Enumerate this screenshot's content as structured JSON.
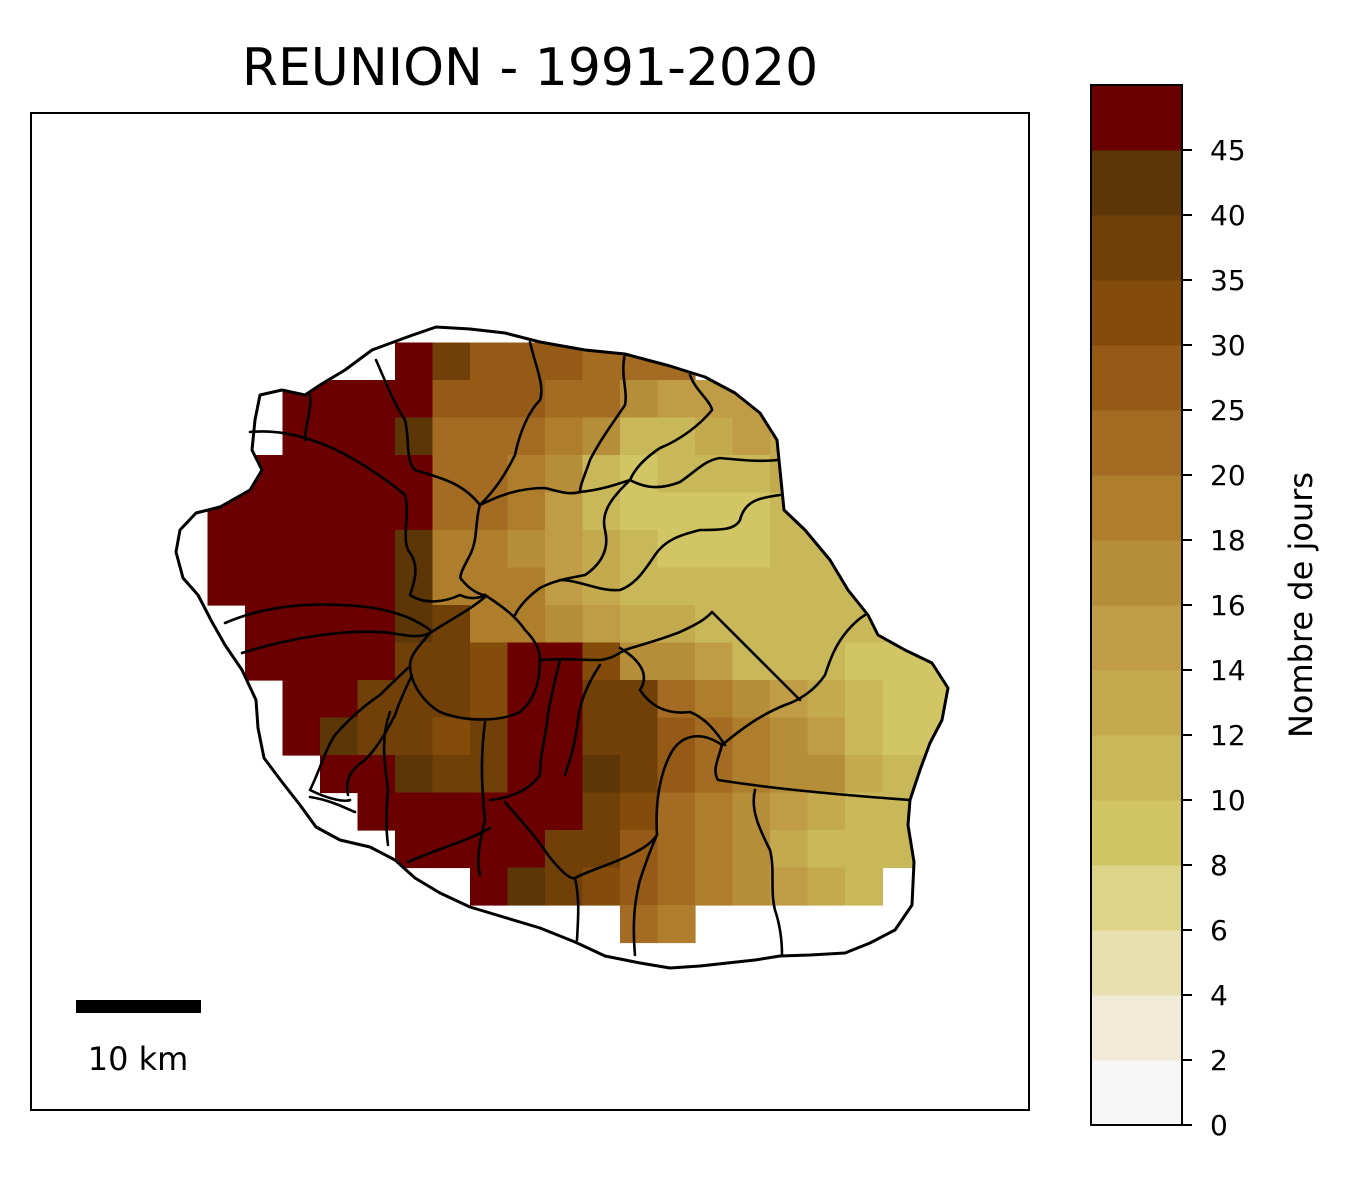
{
  "map": {
    "title": "REUNION - 1991-2020",
    "region": "La Réunion",
    "scale_bar_label": "10 km"
  },
  "colorbar": {
    "label": "Nombre de jours",
    "ticks": [
      "0",
      "2",
      "4",
      "6",
      "8",
      "10",
      "12",
      "14",
      "16",
      "18",
      "20",
      "25",
      "30",
      "35",
      "40",
      "45"
    ],
    "colors": [
      "#f7f7f7",
      "#f0ead6",
      "#e8e0ae",
      "#ded488",
      "#d1c566",
      "#c9b85a",
      "#c3aa4f",
      "#bf9c45",
      "#b68d38",
      "#ae7e2c",
      "#a46b22",
      "#955b16",
      "#844c0b",
      "#704008",
      "#5d3608",
      "#6b0000"
    ]
  },
  "map_grid": {
    "legend": "bin index 0..15 per cell (see colorbar.colors); -1 = no data",
    "cells": [
      "-1 -1 -1 -1 -1 -1 -1 -1 -1 -1 -1 -1 -1 -1 -1 -1 -1 -1 -1 -1 -1 -1 -1",
      "-1 -1 -1 -1 -1 -1 15 13 11 11 11 10 10 10 -1 -1 -1 -1 -1 -1 -1 -1 -1",
      "-1 -1 -1 15 15 15 15 11 11 11 10 10 8 7 7 7 6 -1 -1 -1 -1 -1 -1",
      "-1 -1 -1 15 15 15 14 10 10 10 9 8 5 5 6 7 6 6 -1 -1 -1 -1 -1",
      "-1 15 15 15 15 15 15 10 10 9 8 5 4 5 5 5 6 6 5 -1 -1 -1 -1",
      "-1 15 15 15 15 15 15 10 10 9 7 5 4 4 4 4 5 5 5 5 -1 -1 -1",
      "-1 15 15 15 15 15 14 9 9 8 7 6 5 4 4 4 5 5 5 5 5 -1 -1",
      "-1 15 15 15 15 15 14 9 9 9 7 6 5 5 5 5 5 5 5 5 6 -1 -1",
      "-1 -1 15 15 15 15 14 13 9 9 8 7 6 6 5 5 5 5 5 5 5 4 4",
      "-1 -1 15 15 15 15 13 13 12 15 15 12 8 8 7 5 5 5 4 4 4 3 3",
      "-1 -1 -1 15 15 13 13 13 12 15 15 13 13 10 9 8 7 6 5 4 4 3 3",
      "-1 -1 -1 15 14 13 13 12 13 15 15 13 13 11 10 9 8 7 5 4 4 3 3",
      "-1 -1 -1 -1 15 15 14 13 13 15 15 14 13 11 10 9 8 8 6 5 5 5 -1",
      "-1 -1 -1 -1 -1 15 15 15 15 15 15 13 12 10 9 8 7 6 5 5 5 5 -1",
      "-1 -1 -1 -1 -1 -1 15 15 15 15 13 13 11 10 9 8 6 5 5 5 5 -1 -1",
      "-1 -1 -1 -1 -1 -1 -1 -1 15 14 13 12 11 10 9 8 7 6 5 -1 -1 -1 -1",
      "-1 -1 -1 -1 -1 -1 -1 -1 -1 -1 -1 -1 10 9 -1 -1 -1 -1 -1 -1 -1 -1 -1"
    ]
  }
}
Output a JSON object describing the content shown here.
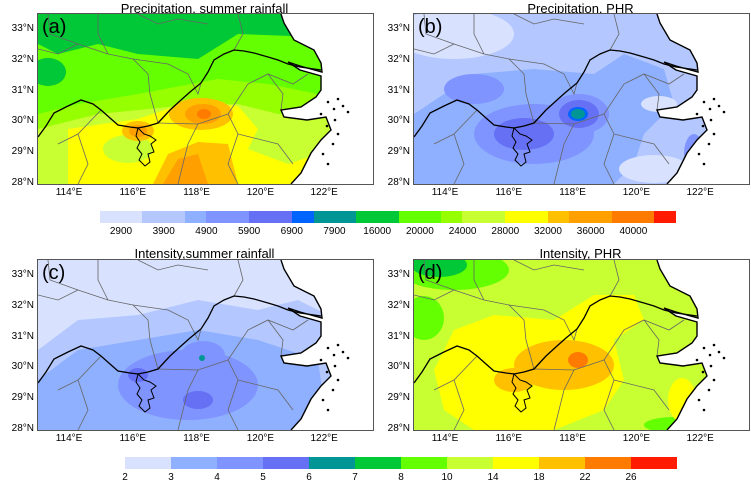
{
  "panels": [
    {
      "label": "(a)",
      "title": "Precipitation, summer rainfall"
    },
    {
      "label": "(b)",
      "title": "Precipitation, PHR"
    },
    {
      "label": "(c)",
      "title": "Intensity,summer rainfall"
    },
    {
      "label": "(d)",
      "title": "Intensity, PHR"
    }
  ],
  "lat_ticks": [
    "33°N",
    "32°N",
    "31°N",
    "30°N",
    "29°N",
    "28°N"
  ],
  "lon_ticks": [
    "114°E",
    "116°E",
    "118°E",
    "120°E",
    "122°E"
  ],
  "colorbar_precip": {
    "labels": [
      "2900",
      "3900",
      "4900",
      "5900",
      "6900",
      "7900",
      "16000",
      "20000",
      "24000",
      "28000",
      "32000",
      "36000",
      "40000"
    ],
    "colors": [
      "#d8e2ff",
      "#b4c8ff",
      "#8fb0ff",
      "#7f94ff",
      "#6670f5",
      "#0064ff",
      "#009696",
      "#00c837",
      "#64ff00",
      "#96ff00",
      "#c8ff32",
      "#ffff00",
      "#ffc000",
      "#ffa000",
      "#ff7b00",
      "#ff1a00"
    ]
  },
  "colorbar_intensity": {
    "labels": [
      "2",
      "3",
      "4",
      "5",
      "6",
      "7",
      "8",
      "10",
      "14",
      "18",
      "22",
      "26"
    ],
    "colors": [
      "#d8e2ff",
      "#8fb0ff",
      "#7f94ff",
      "#6670f5",
      "#009696",
      "#00c837",
      "#64ff00",
      "#c8ff32",
      "#ffff00",
      "#ffc000",
      "#ff7b00",
      "#ff1a00"
    ]
  }
}
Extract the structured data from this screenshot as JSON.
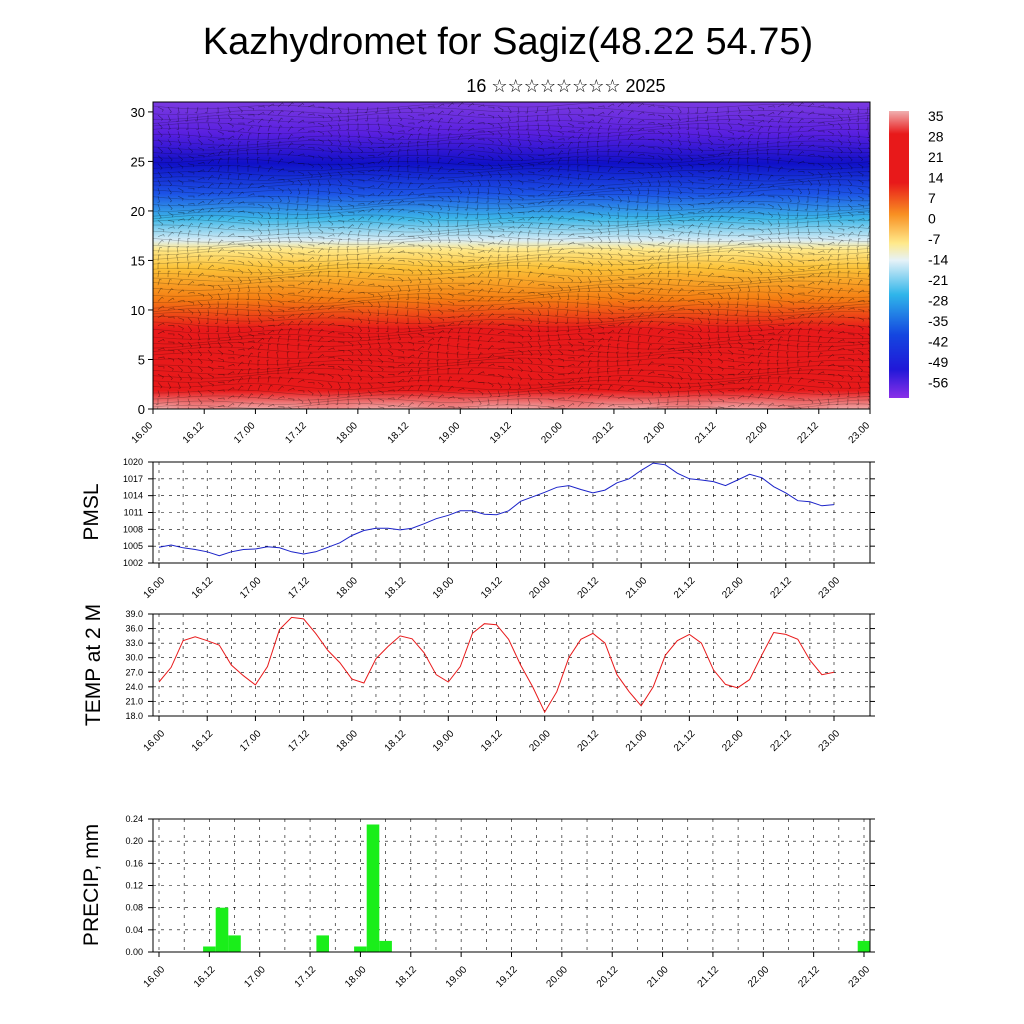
{
  "title": "Kazhydromet for Sagiz(48.22 54.75)",
  "subtitle": "16 ☆☆☆☆☆☆☆☆ 2025",
  "x_ticks": [
    "16.00",
    "16.12",
    "17.00",
    "17.12",
    "18.00",
    "18.12",
    "19.00",
    "19.12",
    "20.00",
    "20.12",
    "21.00",
    "21.12",
    "22.00",
    "22.12",
    "23.00"
  ],
  "chart_data": [
    {
      "type": "heatmap",
      "name": "cross-section",
      "yticks": [
        0,
        5,
        10,
        15,
        20,
        25,
        30
      ],
      "ylim": [
        0,
        31
      ],
      "colorbar_labels": [
        "35",
        "28",
        "21",
        "14",
        "7",
        "0",
        "-7",
        "-14",
        "-21",
        "-28",
        "-35",
        "-42",
        "-49",
        "-56"
      ],
      "colors": {
        "cold": "#7a1fd8",
        "mid": "#ffe88a",
        "warm": "#e8191a",
        "hot": "#f2a3a3"
      }
    },
    {
      "type": "line",
      "ylabel": "PMSL",
      "ylim": [
        1002,
        1020
      ],
      "yticks": [
        "1002",
        "1005",
        "1008",
        "1011",
        "1014",
        "1017",
        "1020"
      ],
      "color": "#1a22c8",
      "values": [
        1004.8,
        1005.2,
        1004.7,
        1004.4,
        1004.0,
        1003.3,
        1004.0,
        1004.4,
        1004.5,
        1004.9,
        1004.7,
        1004.0,
        1003.6,
        1004.0,
        1004.8,
        1005.6,
        1006.9,
        1007.8,
        1008.2,
        1008.2,
        1007.9,
        1008.2,
        1009.0,
        1009.9,
        1010.5,
        1011.3,
        1011.3,
        1010.7,
        1010.6,
        1011.3,
        1013.0,
        1013.8,
        1014.6,
        1015.5,
        1015.8,
        1015.1,
        1014.5,
        1015.0,
        1016.3,
        1017.0,
        1018.5,
        1019.8,
        1019.5,
        1018.0,
        1017.0,
        1016.8,
        1016.5,
        1015.8,
        1016.8,
        1017.8,
        1017.2,
        1015.6,
        1014.5,
        1013.1,
        1012.9,
        1012.2,
        1012.4
      ]
    },
    {
      "type": "line",
      "ylabel": "TEMP at 2 M",
      "ylim": [
        18,
        39
      ],
      "yticks": [
        "18.0",
        "21.0",
        "24.0",
        "27.0",
        "30.0",
        "33.0",
        "36.0",
        "39.0"
      ],
      "color": "#e8191a",
      "values": [
        25.0,
        28.0,
        33.5,
        34.3,
        33.5,
        32.6,
        28.5,
        26.3,
        24.4,
        28.2,
        35.8,
        38.3,
        38.0,
        35.0,
        31.5,
        29.0,
        25.6,
        24.8,
        29.8,
        32.3,
        34.5,
        33.9,
        31.0,
        26.5,
        25.0,
        28.2,
        35.0,
        37.0,
        36.8,
        33.8,
        28.5,
        24.0,
        18.8,
        23.0,
        30.0,
        33.8,
        35.0,
        33.0,
        26.5,
        23.0,
        20.1,
        24.0,
        30.5,
        33.5,
        34.8,
        33.0,
        27.5,
        24.5,
        23.8,
        25.5,
        30.5,
        35.2,
        34.8,
        33.8,
        29.5,
        26.5,
        27.0
      ]
    },
    {
      "type": "bar",
      "ylabel": "PRECIP, mm",
      "ylim": [
        0,
        0.24
      ],
      "yticks": [
        "0.00",
        "0.04",
        "0.08",
        "0.12",
        "0.16",
        "0.20",
        "0.24"
      ],
      "color": "#1aee1a",
      "values": [
        0,
        0,
        0,
        0,
        0.01,
        0.08,
        0.03,
        0,
        0,
        0,
        0,
        0,
        0,
        0.03,
        0,
        0,
        0.01,
        0.23,
        0.02,
        0,
        0,
        0,
        0,
        0,
        0,
        0,
        0,
        0,
        0,
        0,
        0,
        0,
        0,
        0,
        0,
        0,
        0,
        0,
        0,
        0,
        0,
        0,
        0,
        0,
        0,
        0,
        0,
        0,
        0,
        0,
        0,
        0,
        0,
        0,
        0,
        0,
        0.02
      ]
    }
  ]
}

+++

Lines containing the word "rainfall" are to be counted in the listing; state their number alone.

2